(Collected data)
===============

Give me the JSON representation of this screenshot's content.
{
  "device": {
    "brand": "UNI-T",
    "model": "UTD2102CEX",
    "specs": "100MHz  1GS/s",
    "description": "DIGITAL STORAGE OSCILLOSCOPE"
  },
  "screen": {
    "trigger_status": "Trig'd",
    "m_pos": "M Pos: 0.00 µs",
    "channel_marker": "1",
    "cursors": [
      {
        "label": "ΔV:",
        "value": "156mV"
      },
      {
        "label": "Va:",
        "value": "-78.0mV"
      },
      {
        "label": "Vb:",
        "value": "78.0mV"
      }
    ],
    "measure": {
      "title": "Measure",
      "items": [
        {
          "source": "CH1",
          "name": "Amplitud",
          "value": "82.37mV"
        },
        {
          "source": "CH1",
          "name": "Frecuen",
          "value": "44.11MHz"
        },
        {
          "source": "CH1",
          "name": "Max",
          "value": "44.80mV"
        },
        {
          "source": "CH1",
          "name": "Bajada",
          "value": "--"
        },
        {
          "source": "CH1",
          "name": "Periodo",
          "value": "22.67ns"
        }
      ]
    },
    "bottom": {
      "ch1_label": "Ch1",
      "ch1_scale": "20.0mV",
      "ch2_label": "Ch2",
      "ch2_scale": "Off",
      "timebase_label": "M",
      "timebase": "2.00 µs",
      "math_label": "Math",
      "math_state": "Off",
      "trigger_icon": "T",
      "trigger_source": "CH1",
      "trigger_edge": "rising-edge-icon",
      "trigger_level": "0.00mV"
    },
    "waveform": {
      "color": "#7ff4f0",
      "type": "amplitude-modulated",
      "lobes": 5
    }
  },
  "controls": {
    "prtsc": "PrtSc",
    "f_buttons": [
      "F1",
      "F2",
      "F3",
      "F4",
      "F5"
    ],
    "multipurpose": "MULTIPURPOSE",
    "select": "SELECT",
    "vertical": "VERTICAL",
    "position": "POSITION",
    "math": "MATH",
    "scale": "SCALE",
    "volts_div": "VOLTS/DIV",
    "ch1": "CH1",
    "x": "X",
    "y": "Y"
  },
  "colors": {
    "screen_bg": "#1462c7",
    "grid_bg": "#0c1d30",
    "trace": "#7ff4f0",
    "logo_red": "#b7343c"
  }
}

===============

• _EXERCISE GOAL_: Print the material once more, exactly.

• _EXERCISE SOLUTION_:
Give me the JSON representation of this screenshot's content.
{
  "device": {
    "brand": "UNI-T",
    "model": "UTD2102CEX",
    "specs": "100MHz  1GS/s",
    "description": "DIGITAL STORAGE OSCILLOSCOPE"
  },
  "screen": {
    "trigger_status": "Trig'd",
    "m_pos": "M Pos: 0.00 µs",
    "channel_marker": "1",
    "cursors": [
      {
        "label": "ΔV:",
        "value": "156mV"
      },
      {
        "label": "Va:",
        "value": "-78.0mV"
      },
      {
        "label": "Vb:",
        "value": "78.0mV"
      }
    ],
    "measure": {
      "title": "Measure",
      "items": [
        {
          "source": "CH1",
          "name": "Amplitud",
          "value": "82.37mV"
        },
        {
          "source": "CH1",
          "name": "Frecuen",
          "value": "44.11MHz"
        },
        {
          "source": "CH1",
          "name": "Max",
          "value": "44.80mV"
        },
        {
          "source": "CH1",
          "name": "Bajada",
          "value": "--"
        },
        {
          "source": "CH1",
          "name": "Periodo",
          "value": "22.67ns"
        }
      ]
    },
    "bottom": {
      "ch1_label": "Ch1",
      "ch1_scale": "20.0mV",
      "ch2_label": "Ch2",
      "ch2_scale": "Off",
      "timebase_label": "M",
      "timebase": "2.00 µs",
      "math_label": "Math",
      "math_state": "Off",
      "trigger_icon": "T",
      "trigger_source": "CH1",
      "trigger_edge": "rising-edge-icon",
      "trigger_level": "0.00mV"
    },
    "waveform": {
      "color": "#7ff4f0",
      "type": "amplitude-modulated",
      "lobes": 5
    }
  },
  "controls": {
    "prtsc": "PrtSc",
    "f_buttons": [
      "F1",
      "F2",
      "F3",
      "F4",
      "F5"
    ],
    "multipurpose": "MULTIPURPOSE",
    "select": "SELECT",
    "vertical": "VERTICAL",
    "position": "POSITION",
    "math": "MATH",
    "scale": "SCALE",
    "volts_div": "VOLTS/DIV",
    "ch1": "CH1",
    "x": "X",
    "y": "Y"
  },
  "colors": {
    "screen_bg": "#1462c7",
    "grid_bg": "#0c1d30",
    "trace": "#7ff4f0",
    "logo_red": "#b7343c"
  }
}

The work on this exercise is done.